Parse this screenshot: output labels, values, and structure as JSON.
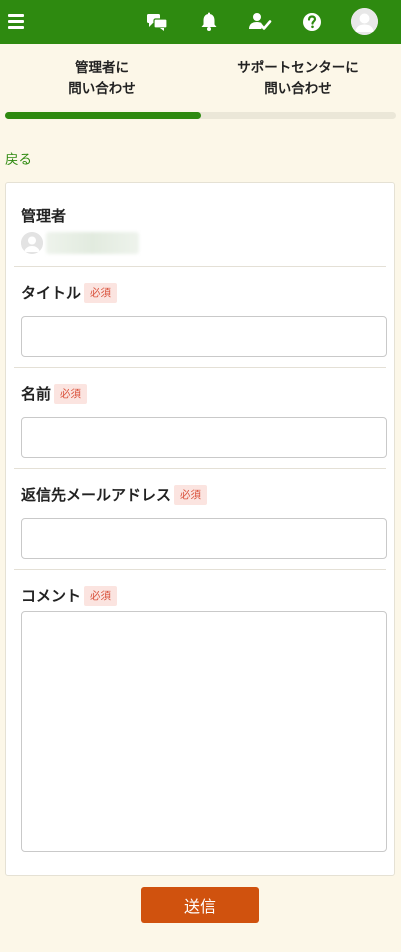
{
  "header": {
    "icons": [
      "menu-icon",
      "chat-icon",
      "bell-icon",
      "user-check-icon",
      "help-icon",
      "user-avatar-icon"
    ],
    "brand_color": "#2e8a10"
  },
  "tabs": {
    "admin": {
      "line1": "管理者に",
      "line2": "問い合わせ"
    },
    "support": {
      "line1": "サポートセンターに",
      "line2": "問い合わせ"
    },
    "progress_fraction": 0.5
  },
  "back_label": "戻る",
  "form": {
    "admin_label": "管理者",
    "title_label": "タイトル",
    "name_label": "名前",
    "email_label": "返信先メールアドレス",
    "comment_label": "コメント",
    "required_badge": "必須",
    "title_value": "",
    "name_value": "",
    "email_value": "",
    "comment_value": ""
  },
  "submit_label": "送信",
  "colors": {
    "accent": "#2e8a10",
    "submit": "#d0520e",
    "required_bg": "#fbe4e0",
    "required_text": "#d9523c"
  }
}
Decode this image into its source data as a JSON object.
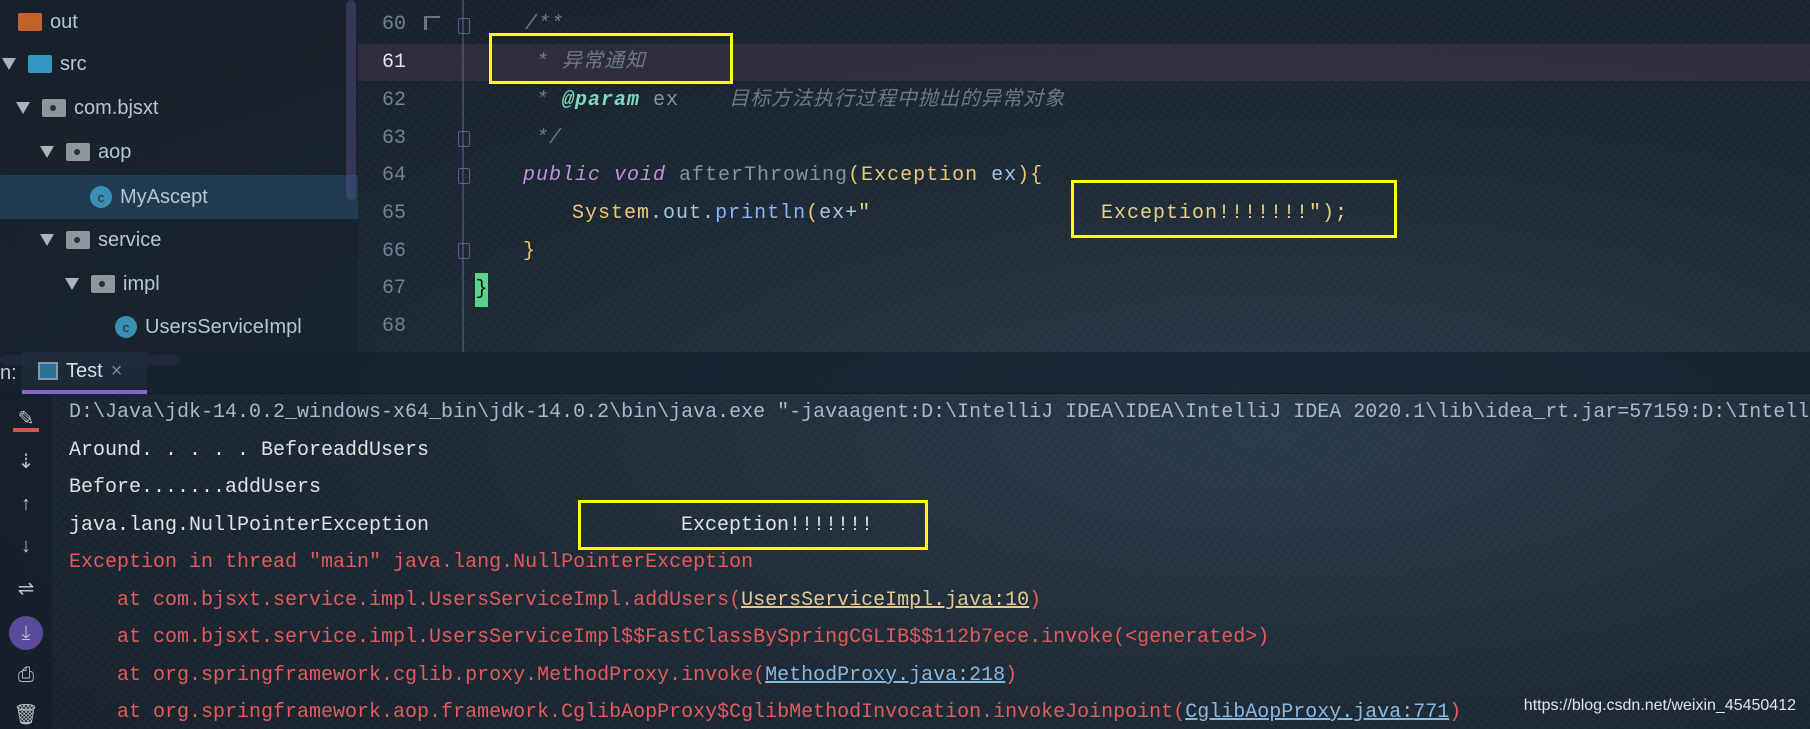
{
  "project_tree": {
    "items": [
      {
        "label": "out",
        "type": "folder-orange",
        "expanded": false
      },
      {
        "label": "src",
        "type": "folder-blue",
        "expanded": true
      },
      {
        "label": "com.bjsxt",
        "type": "package",
        "expanded": true
      },
      {
        "label": "aop",
        "type": "package",
        "expanded": true
      },
      {
        "label": "MyAscept",
        "type": "class",
        "selected": true
      },
      {
        "label": "service",
        "type": "package",
        "expanded": true
      },
      {
        "label": "impl",
        "type": "package",
        "expanded": true
      },
      {
        "label": "UsersServiceImpl",
        "type": "class"
      }
    ]
  },
  "editor": {
    "current_line": "61",
    "line_numbers": [
      "60",
      "61",
      "62",
      "63",
      "64",
      "65",
      "66",
      "67",
      "68"
    ],
    "lines": {
      "l60": "/**",
      "l61_star": "* ",
      "l61_text": "异常通知",
      "l62_star": "* ",
      "l62_tag": "@param",
      "l62_param": " ex",
      "l62_desc": "目标方法执行过程中抛出的异常对象",
      "l63": "*/",
      "l64_kw1": "public",
      "l64_kw2": " void",
      "l64_fn": " afterThrowing",
      "l64_p1": "(",
      "l64_ty": "Exception",
      "l64_arg": " ex",
      "l64_p2": "){",
      "l65_sys": "System",
      "l65_dot1": ".",
      "l65_out": "out",
      "l65_dot2": ".",
      "l65_println": "println",
      "l65_open": "(",
      "l65_ex": "ex+",
      "l65_q": "\"",
      "l65_str": "Exception!!!!!!!\");",
      "l66": "}",
      "l67": "}"
    }
  },
  "tool_window": {
    "label_prefix": "n:",
    "tab_label": "Test",
    "close": "×"
  },
  "console": {
    "lines": [
      {
        "text": "D:\\Java\\jdk-14.0.2_windows-x64_bin\\jdk-14.0.2\\bin\\java.exe \"-javaagent:D:\\IntelliJ IDEA\\IDEA\\IntelliJ IDEA 2020.1\\lib\\idea_rt.jar=57159:D:\\Intell"
      },
      {
        "text": "Around. . . . . BeforeaddUsers"
      },
      {
        "text": "Before.......addUsers"
      },
      {
        "text": "java.lang.NullPointerException"
      },
      {
        "text": "Exception in thread \"main\" java.lang.NullPointerException"
      }
    ],
    "npe_suffix": "Exception!!!!!!!",
    "stack": [
      {
        "prefix": "    at com.bjsxt.service.impl.UsersServiceImpl.addUsers(",
        "link": "UsersServiceImpl.java:10",
        "suffix": ")"
      },
      {
        "prefix": "    at com.bjsxt.service.impl.UsersServiceImpl$$FastClassBySpringCGLIB$$112b7ece.invoke(<generated>)",
        "link": "",
        "suffix": ""
      },
      {
        "prefix": "    at org.springframework.cglib.proxy.MethodProxy.invoke(",
        "link": "MethodProxy.java:218",
        "suffix": ")"
      },
      {
        "prefix": "    at org.springframework.aop.framework.CglibAopProxy$CglibMethodInvocation.invokeJoinpoint(",
        "link": "CglibAopProxy.java:771",
        "suffix": ")"
      }
    ]
  },
  "toolbar_icons": [
    "clear-icon",
    "sort-down-icon",
    "arrow-up-icon",
    "arrow-down-icon",
    "soft-wrap-icon",
    "scroll-to-end-icon",
    "print-icon",
    "trash-icon"
  ],
  "watermark": "https://blog.csdn.net/weixin_45450412",
  "colors": {
    "highlight_box": "#ffff00",
    "error_text": "#e35b5b",
    "selection": "#28506e",
    "tab_underline": "#8a63c9"
  }
}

────

Your task →
Nothing but the pictures may be dropped; output the records above exactly.

Reply to the task →
Parse this screenshot: output labels, values, and structure as JSON.
{
  "header": {
    "icons": [
      "menu-icon",
      "chat-icon",
      "bell-icon",
      "user-check-icon",
      "help-icon",
      "user-avatar-icon"
    ],
    "brand_color": "#2e8a10"
  },
  "tabs": {
    "admin": {
      "line1": "管理者に",
      "line2": "問い合わせ"
    },
    "support": {
      "line1": "サポートセンターに",
      "line2": "問い合わせ"
    },
    "progress_fraction": 0.5
  },
  "back_label": "戻る",
  "form": {
    "admin_label": "管理者",
    "title_label": "タイトル",
    "name_label": "名前",
    "email_label": "返信先メールアドレス",
    "comment_label": "コメント",
    "required_badge": "必須",
    "title_value": "",
    "name_value": "",
    "email_value": "",
    "comment_value": ""
  },
  "submit_label": "送信",
  "colors": {
    "accent": "#2e8a10",
    "submit": "#d0520e",
    "required_bg": "#fbe4e0",
    "required_text": "#d9523c"
  }
}
Decode this image into its source data as a JSON object.
{
  "project_tree": {
    "items": [
      {
        "label": "out",
        "type": "folder-orange",
        "expanded": false
      },
      {
        "label": "src",
        "type": "folder-blue",
        "expanded": true
      },
      {
        "label": "com.bjsxt",
        "type": "package",
        "expanded": true
      },
      {
        "label": "aop",
        "type": "package",
        "expanded": true
      },
      {
        "label": "MyAscept",
        "type": "class",
        "selected": true
      },
      {
        "label": "service",
        "type": "package",
        "expanded": true
      },
      {
        "label": "impl",
        "type": "package",
        "expanded": true
      },
      {
        "label": "UsersServiceImpl",
        "type": "class"
      }
    ]
  },
  "editor": {
    "current_line": "61",
    "line_numbers": [
      "60",
      "61",
      "62",
      "63",
      "64",
      "65",
      "66",
      "67",
      "68"
    ],
    "lines": {
      "l60": "/**",
      "l61_star": "* ",
      "l61_text": "异常通知",
      "l62_star": "* ",
      "l62_tag": "@param",
      "l62_param": " ex",
      "l62_desc": "目标方法执行过程中抛出的异常对象",
      "l63": "*/",
      "l64_kw1": "public",
      "l64_kw2": " void",
      "l64_fn": " afterThrowing",
      "l64_p1": "(",
      "l64_ty": "Exception",
      "l64_arg": " ex",
      "l64_p2": "){",
      "l65_sys": "System",
      "l65_dot1": ".",
      "l65_out": "out",
      "l65_dot2": ".",
      "l65_println": "println",
      "l65_open": "(",
      "l65_ex": "ex+",
      "l65_q": "\"",
      "l65_str": "Exception!!!!!!!\");",
      "l66": "}",
      "l67": "}"
    }
  },
  "tool_window": {
    "label_prefix": "n:",
    "tab_label": "Test",
    "close": "×"
  },
  "console": {
    "lines": [
      {
        "text": "D:\\Java\\jdk-14.0.2_windows-x64_bin\\jdk-14.0.2\\bin\\java.exe \"-javaagent:D:\\IntelliJ IDEA\\IDEA\\IntelliJ IDEA 2020.1\\lib\\idea_rt.jar=57159:D:\\Intell"
      },
      {
        "text": "Around. . . . . BeforeaddUsers"
      },
      {
        "text": "Before.......addUsers"
      },
      {
        "text": "java.lang.NullPointerException"
      },
      {
        "text": "Exception in thread \"main\" java.lang.NullPointerException"
      }
    ],
    "npe_suffix": "Exception!!!!!!!",
    "stack": [
      {
        "prefix": "    at com.bjsxt.service.impl.UsersServiceImpl.addUsers(",
        "link": "UsersServiceImpl.java:10",
        "suffix": ")"
      },
      {
        "prefix": "    at com.bjsxt.service.impl.UsersServiceImpl$$FastClassBySpringCGLIB$$112b7ece.invoke(<generated>)",
        "link": "",
        "suffix": ""
      },
      {
        "prefix": "    at org.springframework.cglib.proxy.MethodProxy.invoke(",
        "link": "MethodProxy.java:218",
        "suffix": ")"
      },
      {
        "prefix": "    at org.springframework.aop.framework.CglibAopProxy$CglibMethodInvocation.invokeJoinpoint(",
        "link": "CglibAopProxy.java:771",
        "suffix": ")"
      }
    ]
  },
  "toolbar_icons": [
    "clear-icon",
    "sort-down-icon",
    "arrow-up-icon",
    "arrow-down-icon",
    "soft-wrap-icon",
    "scroll-to-end-icon",
    "print-icon",
    "trash-icon"
  ],
  "watermark": "https://blog.csdn.net/weixin_45450412",
  "colors": {
    "highlight_box": "#ffff00",
    "error_text": "#e35b5b",
    "selection": "#28506e",
    "tab_underline": "#8a63c9"
  }
}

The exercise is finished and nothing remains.